OBJECTIVE:
Scan the entries below and extract each line with the word "Süddeutschland" in it.
[BEGIN GIVEN RECORDS]
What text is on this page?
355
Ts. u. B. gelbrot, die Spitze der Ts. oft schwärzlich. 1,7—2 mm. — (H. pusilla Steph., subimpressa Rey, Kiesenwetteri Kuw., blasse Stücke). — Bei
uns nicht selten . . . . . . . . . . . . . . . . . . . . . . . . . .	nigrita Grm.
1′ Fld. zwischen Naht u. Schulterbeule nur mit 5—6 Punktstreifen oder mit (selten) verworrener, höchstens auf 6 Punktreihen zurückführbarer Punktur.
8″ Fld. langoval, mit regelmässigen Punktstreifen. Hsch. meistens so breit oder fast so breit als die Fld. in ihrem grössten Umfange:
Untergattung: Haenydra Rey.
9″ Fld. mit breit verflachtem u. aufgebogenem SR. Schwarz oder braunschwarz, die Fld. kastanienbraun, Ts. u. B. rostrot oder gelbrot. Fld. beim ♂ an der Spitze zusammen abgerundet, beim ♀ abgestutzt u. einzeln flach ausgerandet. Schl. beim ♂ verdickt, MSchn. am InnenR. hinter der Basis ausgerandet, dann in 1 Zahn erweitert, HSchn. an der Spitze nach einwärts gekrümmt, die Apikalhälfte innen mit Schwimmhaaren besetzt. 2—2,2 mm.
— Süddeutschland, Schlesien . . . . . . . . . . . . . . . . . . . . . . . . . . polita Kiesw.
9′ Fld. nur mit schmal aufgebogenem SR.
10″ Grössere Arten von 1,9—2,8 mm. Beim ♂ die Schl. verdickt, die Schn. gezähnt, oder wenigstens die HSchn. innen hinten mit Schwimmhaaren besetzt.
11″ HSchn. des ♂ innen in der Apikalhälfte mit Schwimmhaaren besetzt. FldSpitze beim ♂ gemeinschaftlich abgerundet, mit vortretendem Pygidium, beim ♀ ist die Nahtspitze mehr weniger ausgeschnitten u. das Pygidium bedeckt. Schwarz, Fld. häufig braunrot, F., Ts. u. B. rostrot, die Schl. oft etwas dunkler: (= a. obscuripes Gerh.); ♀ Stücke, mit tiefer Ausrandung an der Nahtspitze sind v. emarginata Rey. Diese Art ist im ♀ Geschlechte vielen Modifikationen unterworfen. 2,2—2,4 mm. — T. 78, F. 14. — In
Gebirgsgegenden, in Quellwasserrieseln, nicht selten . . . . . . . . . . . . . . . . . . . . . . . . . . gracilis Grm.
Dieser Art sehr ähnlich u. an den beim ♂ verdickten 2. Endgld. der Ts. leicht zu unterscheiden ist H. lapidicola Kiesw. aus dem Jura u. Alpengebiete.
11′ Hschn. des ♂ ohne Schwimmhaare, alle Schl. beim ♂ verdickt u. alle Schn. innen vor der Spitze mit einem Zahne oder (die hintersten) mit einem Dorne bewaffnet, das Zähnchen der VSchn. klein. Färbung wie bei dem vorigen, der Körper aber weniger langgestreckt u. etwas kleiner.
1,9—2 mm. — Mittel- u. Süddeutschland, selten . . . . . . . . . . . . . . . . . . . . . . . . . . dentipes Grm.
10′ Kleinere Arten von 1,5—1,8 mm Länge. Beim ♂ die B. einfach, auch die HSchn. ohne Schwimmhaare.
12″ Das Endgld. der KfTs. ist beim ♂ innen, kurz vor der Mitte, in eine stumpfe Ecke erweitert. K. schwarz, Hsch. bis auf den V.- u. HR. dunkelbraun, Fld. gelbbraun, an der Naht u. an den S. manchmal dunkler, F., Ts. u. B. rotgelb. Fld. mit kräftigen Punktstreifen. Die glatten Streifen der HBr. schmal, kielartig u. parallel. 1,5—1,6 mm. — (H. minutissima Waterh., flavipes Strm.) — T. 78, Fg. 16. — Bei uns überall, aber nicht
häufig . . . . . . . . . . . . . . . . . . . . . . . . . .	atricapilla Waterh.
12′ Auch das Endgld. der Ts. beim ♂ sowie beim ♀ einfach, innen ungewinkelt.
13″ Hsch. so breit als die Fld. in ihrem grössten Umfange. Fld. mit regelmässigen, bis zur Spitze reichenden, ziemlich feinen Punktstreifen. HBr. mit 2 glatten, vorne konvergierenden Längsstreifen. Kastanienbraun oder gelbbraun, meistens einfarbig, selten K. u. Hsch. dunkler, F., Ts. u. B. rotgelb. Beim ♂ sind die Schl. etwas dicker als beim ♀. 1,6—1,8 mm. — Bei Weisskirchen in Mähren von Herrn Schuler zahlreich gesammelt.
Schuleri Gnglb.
[END GIVEN RECORDS]
WRITTEN ANSWER:
— Süddeutschland, Schlesien . . . . . . . . . . . . . . . . . . . . . . . . . . polita Kiesw.
1,9—2 mm. — Mittel- u. Süddeutschland, selten . . . . . . . . . . . . . . . . . . . . . . . . . . dentipes Grm.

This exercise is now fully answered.